Set exercise:
Read the records and gather each line that includes "JSON".

☆ ☆ ☆ ☆ ☆ ☆ ☆

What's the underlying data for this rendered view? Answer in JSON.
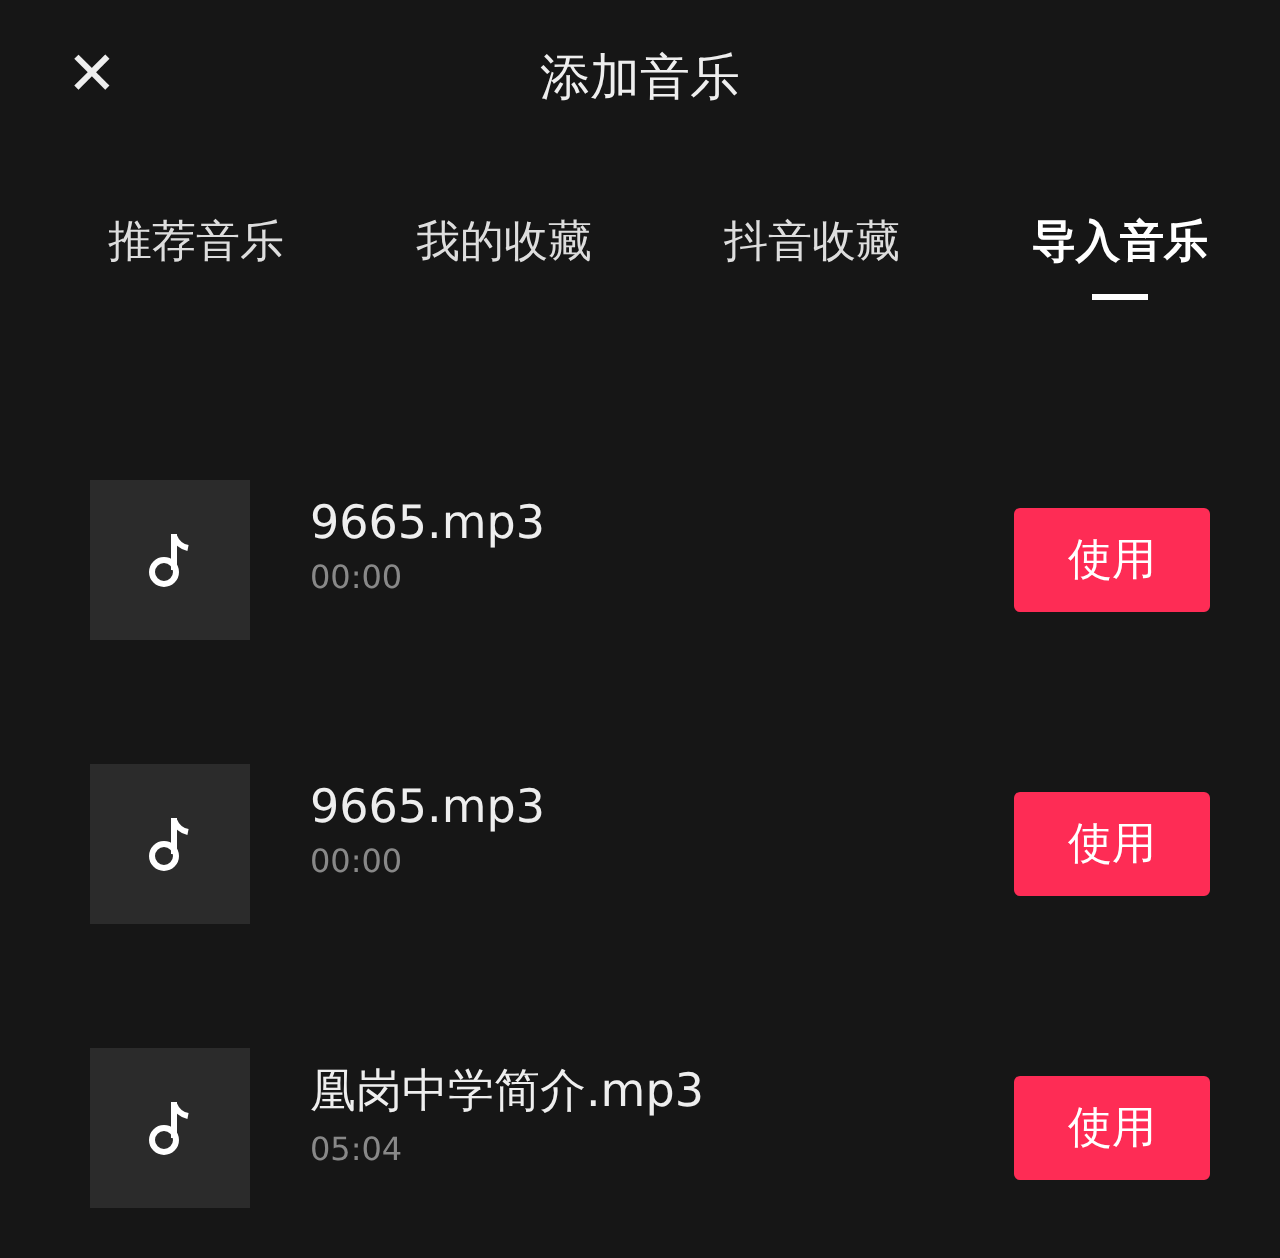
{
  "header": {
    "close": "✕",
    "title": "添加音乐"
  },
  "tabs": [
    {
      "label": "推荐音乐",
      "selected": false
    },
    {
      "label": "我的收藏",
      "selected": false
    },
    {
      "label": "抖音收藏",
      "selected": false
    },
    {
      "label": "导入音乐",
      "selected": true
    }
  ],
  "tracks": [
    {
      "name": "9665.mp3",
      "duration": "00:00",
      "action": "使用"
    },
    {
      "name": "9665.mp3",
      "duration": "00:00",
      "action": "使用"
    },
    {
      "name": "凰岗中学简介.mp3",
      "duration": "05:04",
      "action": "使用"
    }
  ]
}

☆ ☆ ☆ ☆ ☆ ☆ ☆

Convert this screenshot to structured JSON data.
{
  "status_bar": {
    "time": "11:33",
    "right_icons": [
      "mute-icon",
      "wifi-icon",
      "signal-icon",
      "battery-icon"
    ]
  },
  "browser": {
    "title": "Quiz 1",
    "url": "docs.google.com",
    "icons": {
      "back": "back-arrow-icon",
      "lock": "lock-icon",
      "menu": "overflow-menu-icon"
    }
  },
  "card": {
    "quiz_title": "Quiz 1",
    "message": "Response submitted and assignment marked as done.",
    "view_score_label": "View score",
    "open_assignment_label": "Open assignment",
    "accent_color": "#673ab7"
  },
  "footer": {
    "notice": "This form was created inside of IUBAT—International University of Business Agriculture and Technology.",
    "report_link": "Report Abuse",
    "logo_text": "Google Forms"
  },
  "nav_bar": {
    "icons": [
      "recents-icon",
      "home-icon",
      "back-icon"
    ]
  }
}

☆ ☆ ☆ ☆ ☆ ☆ ☆

Result:
What's the underlying data for this rendered view? Answer in JSON.
Convert this screenshot to structured JSON data.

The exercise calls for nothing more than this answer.